■ **Data to process**
━━━

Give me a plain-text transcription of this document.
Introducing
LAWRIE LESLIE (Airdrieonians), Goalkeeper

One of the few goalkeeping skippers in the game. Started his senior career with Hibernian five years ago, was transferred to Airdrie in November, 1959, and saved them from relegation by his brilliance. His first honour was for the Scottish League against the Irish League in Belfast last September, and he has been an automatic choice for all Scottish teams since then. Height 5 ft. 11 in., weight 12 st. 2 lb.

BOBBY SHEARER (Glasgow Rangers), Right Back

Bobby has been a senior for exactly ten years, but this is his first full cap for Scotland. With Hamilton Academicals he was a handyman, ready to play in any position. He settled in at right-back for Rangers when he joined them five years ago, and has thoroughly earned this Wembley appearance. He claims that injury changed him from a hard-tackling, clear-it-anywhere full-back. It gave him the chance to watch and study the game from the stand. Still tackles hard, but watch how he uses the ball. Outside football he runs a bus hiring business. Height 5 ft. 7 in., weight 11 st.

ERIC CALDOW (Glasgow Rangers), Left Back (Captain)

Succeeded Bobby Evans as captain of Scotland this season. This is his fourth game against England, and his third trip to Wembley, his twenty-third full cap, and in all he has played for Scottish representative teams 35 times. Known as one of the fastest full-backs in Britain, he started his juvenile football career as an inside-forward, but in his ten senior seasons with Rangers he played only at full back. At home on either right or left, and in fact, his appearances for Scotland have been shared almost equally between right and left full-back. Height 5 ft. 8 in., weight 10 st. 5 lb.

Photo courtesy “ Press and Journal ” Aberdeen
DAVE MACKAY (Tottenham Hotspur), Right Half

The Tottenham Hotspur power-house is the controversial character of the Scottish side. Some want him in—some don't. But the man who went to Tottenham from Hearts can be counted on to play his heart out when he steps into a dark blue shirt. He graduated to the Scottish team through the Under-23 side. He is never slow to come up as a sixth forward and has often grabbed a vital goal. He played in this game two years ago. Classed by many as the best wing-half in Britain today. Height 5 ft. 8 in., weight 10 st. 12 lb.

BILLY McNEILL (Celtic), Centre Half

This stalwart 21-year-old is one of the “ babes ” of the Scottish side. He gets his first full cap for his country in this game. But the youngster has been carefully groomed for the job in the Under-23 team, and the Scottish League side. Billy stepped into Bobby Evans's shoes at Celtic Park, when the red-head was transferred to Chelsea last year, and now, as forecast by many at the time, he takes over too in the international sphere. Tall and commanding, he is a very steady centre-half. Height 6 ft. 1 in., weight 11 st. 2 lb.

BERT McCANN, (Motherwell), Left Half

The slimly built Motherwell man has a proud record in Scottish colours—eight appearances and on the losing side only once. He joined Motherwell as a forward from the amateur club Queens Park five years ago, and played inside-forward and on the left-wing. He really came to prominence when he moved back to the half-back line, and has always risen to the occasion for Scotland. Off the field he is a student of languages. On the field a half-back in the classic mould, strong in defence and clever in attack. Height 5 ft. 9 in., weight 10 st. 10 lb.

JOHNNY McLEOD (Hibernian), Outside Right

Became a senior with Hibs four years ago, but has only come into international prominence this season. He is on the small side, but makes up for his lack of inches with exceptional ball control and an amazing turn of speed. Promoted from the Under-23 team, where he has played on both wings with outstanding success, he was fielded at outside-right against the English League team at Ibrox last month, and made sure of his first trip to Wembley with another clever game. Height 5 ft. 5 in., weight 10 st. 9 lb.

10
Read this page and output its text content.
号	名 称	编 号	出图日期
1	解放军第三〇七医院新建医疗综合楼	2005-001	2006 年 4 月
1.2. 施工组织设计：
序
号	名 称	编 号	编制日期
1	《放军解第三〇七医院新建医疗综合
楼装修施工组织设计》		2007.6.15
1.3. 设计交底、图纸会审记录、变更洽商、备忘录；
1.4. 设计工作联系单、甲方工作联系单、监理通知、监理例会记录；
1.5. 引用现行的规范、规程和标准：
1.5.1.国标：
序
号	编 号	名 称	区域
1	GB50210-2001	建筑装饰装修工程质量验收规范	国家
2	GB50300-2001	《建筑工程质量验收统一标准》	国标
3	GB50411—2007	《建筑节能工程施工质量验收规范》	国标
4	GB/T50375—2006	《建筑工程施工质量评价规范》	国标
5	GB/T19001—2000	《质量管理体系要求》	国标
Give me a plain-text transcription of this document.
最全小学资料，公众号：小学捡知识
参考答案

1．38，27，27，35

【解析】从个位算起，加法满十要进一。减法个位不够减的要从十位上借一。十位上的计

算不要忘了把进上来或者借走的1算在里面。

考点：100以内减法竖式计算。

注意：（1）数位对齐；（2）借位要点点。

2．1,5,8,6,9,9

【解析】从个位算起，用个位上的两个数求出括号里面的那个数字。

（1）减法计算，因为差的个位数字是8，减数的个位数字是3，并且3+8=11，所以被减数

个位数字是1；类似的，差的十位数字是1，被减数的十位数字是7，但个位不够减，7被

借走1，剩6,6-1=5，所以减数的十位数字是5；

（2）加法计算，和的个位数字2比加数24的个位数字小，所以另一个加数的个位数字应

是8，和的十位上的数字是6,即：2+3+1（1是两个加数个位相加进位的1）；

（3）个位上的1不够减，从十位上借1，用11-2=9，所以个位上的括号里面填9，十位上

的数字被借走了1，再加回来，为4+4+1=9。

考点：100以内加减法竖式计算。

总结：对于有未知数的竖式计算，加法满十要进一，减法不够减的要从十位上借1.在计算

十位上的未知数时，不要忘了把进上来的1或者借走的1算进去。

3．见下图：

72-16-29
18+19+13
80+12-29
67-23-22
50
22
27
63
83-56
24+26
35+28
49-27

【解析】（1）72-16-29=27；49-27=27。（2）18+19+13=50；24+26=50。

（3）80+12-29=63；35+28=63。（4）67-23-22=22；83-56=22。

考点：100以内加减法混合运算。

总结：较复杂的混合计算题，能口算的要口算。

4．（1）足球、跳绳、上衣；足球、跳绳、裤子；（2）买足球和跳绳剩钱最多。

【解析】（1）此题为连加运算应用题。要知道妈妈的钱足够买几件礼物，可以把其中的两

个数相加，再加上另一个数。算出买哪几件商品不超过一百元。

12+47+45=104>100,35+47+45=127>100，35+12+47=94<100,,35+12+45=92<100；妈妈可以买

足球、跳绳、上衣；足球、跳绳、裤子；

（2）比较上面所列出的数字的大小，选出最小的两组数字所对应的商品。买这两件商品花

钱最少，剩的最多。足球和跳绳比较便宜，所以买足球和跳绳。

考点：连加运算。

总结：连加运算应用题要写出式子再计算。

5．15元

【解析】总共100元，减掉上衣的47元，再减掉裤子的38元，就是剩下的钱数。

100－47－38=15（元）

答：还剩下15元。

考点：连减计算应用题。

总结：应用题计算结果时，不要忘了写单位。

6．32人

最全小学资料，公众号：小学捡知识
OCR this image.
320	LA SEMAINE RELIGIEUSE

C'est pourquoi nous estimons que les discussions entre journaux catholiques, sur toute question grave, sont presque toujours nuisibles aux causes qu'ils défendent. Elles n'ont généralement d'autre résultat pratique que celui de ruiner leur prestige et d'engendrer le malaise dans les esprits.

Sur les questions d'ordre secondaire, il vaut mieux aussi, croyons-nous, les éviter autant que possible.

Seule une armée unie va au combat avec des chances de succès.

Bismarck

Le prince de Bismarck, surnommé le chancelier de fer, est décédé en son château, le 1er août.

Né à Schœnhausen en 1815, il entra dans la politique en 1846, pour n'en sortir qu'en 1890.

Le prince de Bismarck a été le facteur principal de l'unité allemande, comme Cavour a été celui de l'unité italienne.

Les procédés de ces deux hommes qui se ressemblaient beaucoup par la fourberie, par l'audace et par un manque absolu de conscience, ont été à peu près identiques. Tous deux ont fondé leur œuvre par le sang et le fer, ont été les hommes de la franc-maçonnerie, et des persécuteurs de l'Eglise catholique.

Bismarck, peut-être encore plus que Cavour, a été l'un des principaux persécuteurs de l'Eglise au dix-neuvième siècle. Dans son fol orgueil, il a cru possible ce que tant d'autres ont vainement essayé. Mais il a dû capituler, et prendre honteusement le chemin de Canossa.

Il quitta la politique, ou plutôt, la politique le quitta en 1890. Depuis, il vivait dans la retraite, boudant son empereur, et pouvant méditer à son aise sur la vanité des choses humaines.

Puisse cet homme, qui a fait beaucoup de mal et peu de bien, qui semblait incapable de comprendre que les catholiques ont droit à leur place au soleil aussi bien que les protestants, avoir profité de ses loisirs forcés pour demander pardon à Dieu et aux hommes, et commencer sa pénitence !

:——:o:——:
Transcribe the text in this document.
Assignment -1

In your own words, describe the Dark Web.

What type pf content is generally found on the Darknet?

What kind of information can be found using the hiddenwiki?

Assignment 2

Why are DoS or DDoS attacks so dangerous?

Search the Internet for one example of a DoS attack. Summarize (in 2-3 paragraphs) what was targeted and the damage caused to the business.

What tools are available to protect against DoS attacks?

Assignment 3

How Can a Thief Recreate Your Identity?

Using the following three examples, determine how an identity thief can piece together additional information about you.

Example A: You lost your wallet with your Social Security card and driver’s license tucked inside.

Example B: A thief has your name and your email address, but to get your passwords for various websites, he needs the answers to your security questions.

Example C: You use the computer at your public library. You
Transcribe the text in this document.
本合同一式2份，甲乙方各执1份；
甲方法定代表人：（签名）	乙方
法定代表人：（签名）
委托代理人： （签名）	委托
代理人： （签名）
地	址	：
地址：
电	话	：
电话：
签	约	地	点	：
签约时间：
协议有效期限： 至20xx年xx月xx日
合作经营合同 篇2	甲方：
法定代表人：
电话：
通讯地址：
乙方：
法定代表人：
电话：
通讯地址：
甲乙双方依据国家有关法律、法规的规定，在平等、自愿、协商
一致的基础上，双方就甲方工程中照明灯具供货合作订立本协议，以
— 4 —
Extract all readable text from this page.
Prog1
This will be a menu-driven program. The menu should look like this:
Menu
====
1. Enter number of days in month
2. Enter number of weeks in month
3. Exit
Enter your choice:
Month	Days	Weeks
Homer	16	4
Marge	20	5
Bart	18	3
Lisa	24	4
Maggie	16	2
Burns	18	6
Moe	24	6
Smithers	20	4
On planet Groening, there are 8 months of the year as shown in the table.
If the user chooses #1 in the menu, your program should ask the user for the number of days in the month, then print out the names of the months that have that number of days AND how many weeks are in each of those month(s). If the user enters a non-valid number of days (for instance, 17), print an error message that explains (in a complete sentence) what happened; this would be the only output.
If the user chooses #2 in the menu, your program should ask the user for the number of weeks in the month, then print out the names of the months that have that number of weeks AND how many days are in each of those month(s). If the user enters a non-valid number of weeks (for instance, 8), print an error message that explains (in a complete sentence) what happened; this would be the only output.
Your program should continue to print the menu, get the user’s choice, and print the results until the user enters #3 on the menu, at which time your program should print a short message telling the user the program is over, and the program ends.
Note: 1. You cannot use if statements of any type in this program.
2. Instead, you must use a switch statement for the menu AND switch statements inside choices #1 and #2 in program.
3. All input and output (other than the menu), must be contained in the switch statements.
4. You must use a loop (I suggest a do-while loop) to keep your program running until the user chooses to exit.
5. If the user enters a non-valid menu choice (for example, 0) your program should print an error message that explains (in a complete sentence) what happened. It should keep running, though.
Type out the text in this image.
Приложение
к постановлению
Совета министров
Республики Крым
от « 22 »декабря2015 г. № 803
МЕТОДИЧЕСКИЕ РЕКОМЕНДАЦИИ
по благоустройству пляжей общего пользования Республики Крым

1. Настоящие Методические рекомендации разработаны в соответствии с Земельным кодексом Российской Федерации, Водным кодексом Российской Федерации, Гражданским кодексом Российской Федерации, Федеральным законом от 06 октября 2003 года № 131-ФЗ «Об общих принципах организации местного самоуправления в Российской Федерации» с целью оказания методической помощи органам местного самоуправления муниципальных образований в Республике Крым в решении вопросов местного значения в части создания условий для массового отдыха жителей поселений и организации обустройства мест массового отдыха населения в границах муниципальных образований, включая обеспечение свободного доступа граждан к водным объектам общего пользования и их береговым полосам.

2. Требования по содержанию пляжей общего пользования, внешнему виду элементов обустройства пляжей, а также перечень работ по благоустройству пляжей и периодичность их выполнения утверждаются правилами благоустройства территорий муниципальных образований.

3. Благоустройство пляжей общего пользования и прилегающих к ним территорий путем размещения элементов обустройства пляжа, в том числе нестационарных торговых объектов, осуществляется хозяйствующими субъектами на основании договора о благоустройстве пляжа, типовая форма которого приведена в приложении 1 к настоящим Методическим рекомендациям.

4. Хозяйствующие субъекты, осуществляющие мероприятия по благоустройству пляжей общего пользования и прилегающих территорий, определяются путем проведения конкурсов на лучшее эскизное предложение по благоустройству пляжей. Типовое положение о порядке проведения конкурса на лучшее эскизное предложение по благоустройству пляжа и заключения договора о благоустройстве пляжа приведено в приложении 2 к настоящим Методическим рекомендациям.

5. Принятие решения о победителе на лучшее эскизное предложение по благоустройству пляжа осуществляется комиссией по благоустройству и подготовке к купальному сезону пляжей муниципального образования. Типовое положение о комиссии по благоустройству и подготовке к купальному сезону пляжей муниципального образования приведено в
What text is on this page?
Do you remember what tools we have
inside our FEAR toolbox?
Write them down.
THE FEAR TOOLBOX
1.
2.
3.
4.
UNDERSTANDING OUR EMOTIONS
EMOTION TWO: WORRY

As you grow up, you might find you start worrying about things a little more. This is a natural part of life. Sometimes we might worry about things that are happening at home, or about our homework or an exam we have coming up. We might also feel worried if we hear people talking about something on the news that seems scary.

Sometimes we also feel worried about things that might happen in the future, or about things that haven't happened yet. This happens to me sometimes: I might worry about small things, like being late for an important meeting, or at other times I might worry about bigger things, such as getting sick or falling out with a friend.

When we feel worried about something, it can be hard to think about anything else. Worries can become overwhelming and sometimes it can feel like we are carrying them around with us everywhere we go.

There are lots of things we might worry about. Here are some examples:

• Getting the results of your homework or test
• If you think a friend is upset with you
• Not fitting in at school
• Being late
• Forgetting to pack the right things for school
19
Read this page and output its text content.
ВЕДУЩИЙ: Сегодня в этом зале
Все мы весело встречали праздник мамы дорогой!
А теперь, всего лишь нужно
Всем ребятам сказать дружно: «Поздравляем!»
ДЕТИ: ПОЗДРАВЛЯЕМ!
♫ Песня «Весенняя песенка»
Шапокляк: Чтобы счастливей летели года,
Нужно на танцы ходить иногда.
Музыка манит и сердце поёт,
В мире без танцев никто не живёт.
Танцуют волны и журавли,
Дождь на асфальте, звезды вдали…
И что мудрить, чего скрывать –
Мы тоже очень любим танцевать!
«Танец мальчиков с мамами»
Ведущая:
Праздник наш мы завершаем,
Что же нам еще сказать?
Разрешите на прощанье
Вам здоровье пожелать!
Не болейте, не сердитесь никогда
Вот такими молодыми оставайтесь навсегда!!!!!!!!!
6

━━━

■ **Your goal**
Using the records above, pull out each line where the word "possible" occurs.

■ **Task solution**
Sur les questions d'ordre secondaire, il vaut mieux aussi, croyons-nous, les éviter autant que possible.
Bismarck, peut-être encore plus que Cavour, a été l'un des principaux persécuteurs de l'Eglise au dix-neuvième siècle. Dans son fol orgueil, il a cru possible ce que tant d'autres ont vainement essayé. Mais il a dû capituler, et prendre honteusement le chemin de Canossa.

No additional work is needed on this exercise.